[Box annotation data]
•••••

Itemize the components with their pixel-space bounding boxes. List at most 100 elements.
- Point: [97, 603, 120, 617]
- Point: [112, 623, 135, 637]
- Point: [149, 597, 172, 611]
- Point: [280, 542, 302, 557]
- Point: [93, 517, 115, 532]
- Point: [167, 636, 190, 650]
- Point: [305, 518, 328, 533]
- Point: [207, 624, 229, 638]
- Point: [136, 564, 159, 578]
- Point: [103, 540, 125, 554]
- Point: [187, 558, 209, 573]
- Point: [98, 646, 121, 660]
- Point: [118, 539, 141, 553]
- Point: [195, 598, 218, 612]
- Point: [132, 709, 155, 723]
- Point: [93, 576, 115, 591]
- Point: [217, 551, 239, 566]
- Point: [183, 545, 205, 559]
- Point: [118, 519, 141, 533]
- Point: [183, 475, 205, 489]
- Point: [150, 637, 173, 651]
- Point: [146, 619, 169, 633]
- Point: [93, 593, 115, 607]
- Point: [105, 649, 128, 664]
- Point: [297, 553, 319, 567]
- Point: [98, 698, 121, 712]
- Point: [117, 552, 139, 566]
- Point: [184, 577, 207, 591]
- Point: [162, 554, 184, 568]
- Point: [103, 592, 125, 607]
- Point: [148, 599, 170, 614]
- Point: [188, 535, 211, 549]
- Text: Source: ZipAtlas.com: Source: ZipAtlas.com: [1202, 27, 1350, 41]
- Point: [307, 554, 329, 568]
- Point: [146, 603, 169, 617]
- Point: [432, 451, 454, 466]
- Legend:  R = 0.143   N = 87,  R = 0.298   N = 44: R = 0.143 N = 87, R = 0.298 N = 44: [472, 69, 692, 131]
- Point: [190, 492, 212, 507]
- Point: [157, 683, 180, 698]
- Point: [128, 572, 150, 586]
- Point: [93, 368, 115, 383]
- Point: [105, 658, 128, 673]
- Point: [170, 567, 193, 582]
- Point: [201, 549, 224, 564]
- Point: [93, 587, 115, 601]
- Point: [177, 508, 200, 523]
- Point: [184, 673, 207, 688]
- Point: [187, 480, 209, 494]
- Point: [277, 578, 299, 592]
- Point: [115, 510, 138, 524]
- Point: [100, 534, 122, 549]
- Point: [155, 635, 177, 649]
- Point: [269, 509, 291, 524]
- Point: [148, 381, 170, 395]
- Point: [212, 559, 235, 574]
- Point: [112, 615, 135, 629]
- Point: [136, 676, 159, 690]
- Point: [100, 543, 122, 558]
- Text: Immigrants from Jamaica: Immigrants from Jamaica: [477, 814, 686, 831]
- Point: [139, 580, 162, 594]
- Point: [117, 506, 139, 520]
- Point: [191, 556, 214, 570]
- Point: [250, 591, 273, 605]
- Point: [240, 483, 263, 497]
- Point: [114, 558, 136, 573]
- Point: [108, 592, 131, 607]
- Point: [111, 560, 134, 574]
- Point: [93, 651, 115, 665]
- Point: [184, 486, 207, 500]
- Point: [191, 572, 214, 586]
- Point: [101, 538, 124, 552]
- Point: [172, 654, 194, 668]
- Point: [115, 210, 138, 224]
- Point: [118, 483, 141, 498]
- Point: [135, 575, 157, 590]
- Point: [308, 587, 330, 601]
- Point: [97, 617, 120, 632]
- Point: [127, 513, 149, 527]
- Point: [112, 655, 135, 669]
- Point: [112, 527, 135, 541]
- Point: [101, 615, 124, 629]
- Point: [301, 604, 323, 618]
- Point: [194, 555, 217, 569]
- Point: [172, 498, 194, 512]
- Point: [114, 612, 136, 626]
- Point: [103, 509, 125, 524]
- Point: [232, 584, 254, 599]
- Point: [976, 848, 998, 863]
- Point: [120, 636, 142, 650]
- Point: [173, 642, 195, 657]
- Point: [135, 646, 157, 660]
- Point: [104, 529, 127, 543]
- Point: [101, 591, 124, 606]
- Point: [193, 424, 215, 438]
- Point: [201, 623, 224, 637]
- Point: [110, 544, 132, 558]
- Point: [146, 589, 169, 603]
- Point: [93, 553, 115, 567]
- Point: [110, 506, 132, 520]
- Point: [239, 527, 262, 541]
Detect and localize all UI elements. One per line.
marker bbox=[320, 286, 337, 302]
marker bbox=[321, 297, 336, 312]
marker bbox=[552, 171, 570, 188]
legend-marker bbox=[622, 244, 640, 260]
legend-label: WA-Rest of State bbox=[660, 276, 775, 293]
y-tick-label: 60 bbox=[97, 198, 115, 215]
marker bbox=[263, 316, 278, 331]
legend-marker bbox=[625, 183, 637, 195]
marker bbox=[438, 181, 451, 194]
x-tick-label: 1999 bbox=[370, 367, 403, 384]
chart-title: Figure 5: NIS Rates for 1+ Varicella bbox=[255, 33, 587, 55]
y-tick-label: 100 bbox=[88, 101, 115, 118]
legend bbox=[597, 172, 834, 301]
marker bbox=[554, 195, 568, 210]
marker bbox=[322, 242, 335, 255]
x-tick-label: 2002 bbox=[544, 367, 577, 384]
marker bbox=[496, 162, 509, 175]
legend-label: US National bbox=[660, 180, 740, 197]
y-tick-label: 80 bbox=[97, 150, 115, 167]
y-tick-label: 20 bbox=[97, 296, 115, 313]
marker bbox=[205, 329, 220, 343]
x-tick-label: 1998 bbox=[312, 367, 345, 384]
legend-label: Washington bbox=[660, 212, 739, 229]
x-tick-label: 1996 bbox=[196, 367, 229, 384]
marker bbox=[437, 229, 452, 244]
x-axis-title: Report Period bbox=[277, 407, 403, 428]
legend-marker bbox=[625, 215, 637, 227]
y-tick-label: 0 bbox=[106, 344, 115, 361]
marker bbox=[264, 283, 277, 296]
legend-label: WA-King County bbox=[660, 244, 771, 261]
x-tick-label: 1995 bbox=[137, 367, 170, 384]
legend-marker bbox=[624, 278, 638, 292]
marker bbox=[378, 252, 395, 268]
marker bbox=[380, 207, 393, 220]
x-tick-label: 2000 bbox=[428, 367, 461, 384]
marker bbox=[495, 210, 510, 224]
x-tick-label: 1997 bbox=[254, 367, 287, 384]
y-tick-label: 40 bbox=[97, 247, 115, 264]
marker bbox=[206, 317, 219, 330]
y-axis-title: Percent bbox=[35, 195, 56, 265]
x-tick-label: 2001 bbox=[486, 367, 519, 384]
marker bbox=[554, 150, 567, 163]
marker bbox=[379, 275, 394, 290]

•••••

### Exercise
How many lines in the entries above contain the string "title"? Give only the number.

### Solution for this problem
3